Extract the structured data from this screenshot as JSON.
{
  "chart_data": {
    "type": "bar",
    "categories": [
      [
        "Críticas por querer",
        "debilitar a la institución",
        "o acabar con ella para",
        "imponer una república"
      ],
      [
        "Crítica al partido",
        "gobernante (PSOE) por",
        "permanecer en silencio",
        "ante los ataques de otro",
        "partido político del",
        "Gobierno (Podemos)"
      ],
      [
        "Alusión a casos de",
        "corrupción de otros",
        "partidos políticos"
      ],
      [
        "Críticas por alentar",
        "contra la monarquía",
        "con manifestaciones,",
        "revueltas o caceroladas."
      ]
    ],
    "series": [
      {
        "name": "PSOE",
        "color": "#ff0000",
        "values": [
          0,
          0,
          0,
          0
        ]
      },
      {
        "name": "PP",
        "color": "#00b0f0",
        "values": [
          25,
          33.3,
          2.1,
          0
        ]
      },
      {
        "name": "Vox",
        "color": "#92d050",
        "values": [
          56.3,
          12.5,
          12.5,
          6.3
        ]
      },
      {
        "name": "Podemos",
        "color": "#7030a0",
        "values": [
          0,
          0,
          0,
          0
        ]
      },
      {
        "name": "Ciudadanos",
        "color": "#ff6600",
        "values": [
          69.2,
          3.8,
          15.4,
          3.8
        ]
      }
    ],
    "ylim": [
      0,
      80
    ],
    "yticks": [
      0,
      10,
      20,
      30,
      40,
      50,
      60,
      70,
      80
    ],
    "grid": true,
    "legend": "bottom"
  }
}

What is required => Every record should be given again exactly.

Correct response =>
Extract the structured data from this screenshot as JSON.
{
  "chart_data": {
    "type": "bar",
    "categories": [
      [
        "Críticas por querer",
        "debilitar a la institución",
        "o acabar con ella para",
        "imponer una república"
      ],
      [
        "Crítica al partido",
        "gobernante (PSOE) por",
        "permanecer en silencio",
        "ante los ataques de otro",
        "partido político del",
        "Gobierno (Podemos)"
      ],
      [
        "Alusión a casos de",
        "corrupción de otros",
        "partidos políticos"
      ],
      [
        "Críticas por alentar",
        "contra la monarquía",
        "con manifestaciones,",
        "revueltas o caceroladas."
      ]
    ],
    "series": [
      {
        "name": "PSOE",
        "color": "#ff0000",
        "values": [
          0,
          0,
          0,
          0
        ]
      },
      {
        "name": "PP",
        "color": "#00b0f0",
        "values": [
          25,
          33.3,
          2.1,
          0
        ]
      },
      {
        "name": "Vox",
        "color": "#92d050",
        "values": [
          56.3,
          12.5,
          12.5,
          6.3
        ]
      },
      {
        "name": "Podemos",
        "color": "#7030a0",
        "values": [
          0,
          0,
          0,
          0
        ]
      },
      {
        "name": "Ciudadanos",
        "color": "#ff6600",
        "values": [
          69.2,
          3.8,
          15.4,
          3.8
        ]
      }
    ],
    "ylim": [
      0,
      80
    ],
    "yticks": [
      0,
      10,
      20,
      30,
      40,
      50,
      60,
      70,
      80
    ],
    "grid": true,
    "legend": "bottom"
  }
}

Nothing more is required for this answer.